■ YOUR TASK
Copy out lines with the word "ylabel" from the material that follows.

■ EXERCISE DATA
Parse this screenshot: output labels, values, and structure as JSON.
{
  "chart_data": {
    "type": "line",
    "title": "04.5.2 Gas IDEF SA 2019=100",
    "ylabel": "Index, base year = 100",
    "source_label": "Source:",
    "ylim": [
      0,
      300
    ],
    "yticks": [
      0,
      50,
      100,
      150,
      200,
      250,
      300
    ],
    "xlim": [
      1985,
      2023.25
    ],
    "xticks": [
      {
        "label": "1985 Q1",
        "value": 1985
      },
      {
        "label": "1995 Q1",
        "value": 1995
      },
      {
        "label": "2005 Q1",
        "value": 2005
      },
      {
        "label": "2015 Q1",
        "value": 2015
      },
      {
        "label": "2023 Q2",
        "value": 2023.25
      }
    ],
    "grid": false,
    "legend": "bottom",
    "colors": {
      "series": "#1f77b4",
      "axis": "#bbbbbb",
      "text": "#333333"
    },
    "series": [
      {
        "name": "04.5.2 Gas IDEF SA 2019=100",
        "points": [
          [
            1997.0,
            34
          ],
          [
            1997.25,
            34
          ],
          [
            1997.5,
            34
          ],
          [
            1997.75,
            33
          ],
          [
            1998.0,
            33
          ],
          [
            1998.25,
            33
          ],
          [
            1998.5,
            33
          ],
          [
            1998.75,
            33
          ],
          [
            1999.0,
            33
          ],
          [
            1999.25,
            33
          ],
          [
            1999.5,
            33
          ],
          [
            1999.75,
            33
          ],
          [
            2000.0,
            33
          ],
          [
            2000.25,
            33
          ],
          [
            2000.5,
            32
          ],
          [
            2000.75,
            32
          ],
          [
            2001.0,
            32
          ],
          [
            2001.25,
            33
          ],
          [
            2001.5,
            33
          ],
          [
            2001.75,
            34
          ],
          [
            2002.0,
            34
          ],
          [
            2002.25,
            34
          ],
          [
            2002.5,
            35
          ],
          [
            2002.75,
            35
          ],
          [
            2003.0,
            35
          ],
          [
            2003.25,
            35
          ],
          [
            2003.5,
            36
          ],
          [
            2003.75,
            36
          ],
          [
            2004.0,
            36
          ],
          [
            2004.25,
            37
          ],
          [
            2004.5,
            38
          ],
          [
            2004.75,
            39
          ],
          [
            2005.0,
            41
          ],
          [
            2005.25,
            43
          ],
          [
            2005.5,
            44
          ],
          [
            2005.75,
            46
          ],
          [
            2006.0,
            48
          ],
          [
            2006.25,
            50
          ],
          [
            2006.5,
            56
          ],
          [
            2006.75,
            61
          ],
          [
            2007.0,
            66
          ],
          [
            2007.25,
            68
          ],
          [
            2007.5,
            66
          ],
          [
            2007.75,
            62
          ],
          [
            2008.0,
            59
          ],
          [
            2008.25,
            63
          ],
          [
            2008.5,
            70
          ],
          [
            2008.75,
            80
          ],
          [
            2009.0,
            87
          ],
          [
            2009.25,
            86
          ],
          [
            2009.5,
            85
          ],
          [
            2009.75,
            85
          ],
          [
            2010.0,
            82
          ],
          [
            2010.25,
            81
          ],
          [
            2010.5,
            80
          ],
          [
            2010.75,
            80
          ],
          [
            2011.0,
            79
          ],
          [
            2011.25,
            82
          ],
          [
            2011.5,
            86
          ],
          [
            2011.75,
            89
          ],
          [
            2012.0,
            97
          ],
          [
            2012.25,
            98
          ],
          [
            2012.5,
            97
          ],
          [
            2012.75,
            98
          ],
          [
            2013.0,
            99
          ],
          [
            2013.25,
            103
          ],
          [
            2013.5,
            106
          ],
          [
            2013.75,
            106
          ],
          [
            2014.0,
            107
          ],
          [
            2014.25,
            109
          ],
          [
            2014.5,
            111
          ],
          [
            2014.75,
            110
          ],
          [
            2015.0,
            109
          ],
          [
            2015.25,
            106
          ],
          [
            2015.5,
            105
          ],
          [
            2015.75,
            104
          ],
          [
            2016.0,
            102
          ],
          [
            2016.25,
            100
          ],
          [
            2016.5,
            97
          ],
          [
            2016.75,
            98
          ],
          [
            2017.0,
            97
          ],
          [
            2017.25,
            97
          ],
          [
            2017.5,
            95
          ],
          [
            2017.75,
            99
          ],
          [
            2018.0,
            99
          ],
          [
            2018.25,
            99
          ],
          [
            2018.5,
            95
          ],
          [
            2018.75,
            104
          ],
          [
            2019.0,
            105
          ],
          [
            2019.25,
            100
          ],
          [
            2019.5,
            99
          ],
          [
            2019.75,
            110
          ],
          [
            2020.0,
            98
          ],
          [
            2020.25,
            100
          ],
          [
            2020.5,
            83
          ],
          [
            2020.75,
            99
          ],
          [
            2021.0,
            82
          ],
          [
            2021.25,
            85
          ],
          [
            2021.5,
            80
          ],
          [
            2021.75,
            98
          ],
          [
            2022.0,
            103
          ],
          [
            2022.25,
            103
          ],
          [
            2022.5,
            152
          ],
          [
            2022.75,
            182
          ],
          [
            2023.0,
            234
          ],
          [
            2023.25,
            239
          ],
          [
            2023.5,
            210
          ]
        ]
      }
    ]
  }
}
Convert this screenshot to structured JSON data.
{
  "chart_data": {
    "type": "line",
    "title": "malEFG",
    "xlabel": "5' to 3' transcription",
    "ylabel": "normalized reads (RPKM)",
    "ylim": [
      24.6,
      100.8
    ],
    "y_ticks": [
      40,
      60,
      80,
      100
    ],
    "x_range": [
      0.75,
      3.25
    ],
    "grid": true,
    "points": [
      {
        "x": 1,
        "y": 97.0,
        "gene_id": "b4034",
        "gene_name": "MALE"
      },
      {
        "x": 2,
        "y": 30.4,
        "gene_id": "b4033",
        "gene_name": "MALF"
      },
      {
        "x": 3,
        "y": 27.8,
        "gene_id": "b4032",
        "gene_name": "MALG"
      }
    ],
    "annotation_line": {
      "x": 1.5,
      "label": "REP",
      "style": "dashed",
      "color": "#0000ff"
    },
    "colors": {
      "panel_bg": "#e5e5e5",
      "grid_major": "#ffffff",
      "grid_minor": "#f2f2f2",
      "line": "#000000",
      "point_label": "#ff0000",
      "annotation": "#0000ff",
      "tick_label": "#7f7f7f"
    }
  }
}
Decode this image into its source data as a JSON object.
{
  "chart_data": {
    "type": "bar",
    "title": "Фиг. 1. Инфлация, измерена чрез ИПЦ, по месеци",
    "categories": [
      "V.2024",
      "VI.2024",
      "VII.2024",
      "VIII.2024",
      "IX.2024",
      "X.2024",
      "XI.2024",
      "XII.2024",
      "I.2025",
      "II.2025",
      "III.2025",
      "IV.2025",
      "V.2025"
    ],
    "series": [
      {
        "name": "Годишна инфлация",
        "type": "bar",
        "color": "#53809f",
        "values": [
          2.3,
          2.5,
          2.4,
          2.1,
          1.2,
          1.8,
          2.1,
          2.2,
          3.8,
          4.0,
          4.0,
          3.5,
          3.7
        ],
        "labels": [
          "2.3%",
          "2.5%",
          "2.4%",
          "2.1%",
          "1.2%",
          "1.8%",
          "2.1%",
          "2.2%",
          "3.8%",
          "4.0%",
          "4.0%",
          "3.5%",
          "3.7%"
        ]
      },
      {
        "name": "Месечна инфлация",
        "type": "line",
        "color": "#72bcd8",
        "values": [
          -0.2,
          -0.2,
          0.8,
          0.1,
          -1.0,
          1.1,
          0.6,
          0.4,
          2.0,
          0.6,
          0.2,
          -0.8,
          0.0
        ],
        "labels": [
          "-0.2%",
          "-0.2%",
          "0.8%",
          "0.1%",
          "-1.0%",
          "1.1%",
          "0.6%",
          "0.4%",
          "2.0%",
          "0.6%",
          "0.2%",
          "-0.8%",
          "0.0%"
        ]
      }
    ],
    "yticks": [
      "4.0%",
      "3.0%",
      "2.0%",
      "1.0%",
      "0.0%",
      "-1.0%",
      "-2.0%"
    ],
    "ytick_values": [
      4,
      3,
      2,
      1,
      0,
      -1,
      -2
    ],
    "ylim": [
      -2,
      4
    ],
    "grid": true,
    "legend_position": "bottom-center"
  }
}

■ WRITTEN RESPONSE
    "ylabel": "Index, base year = 100",
    "ylabel": "normalized reads (RPKM)",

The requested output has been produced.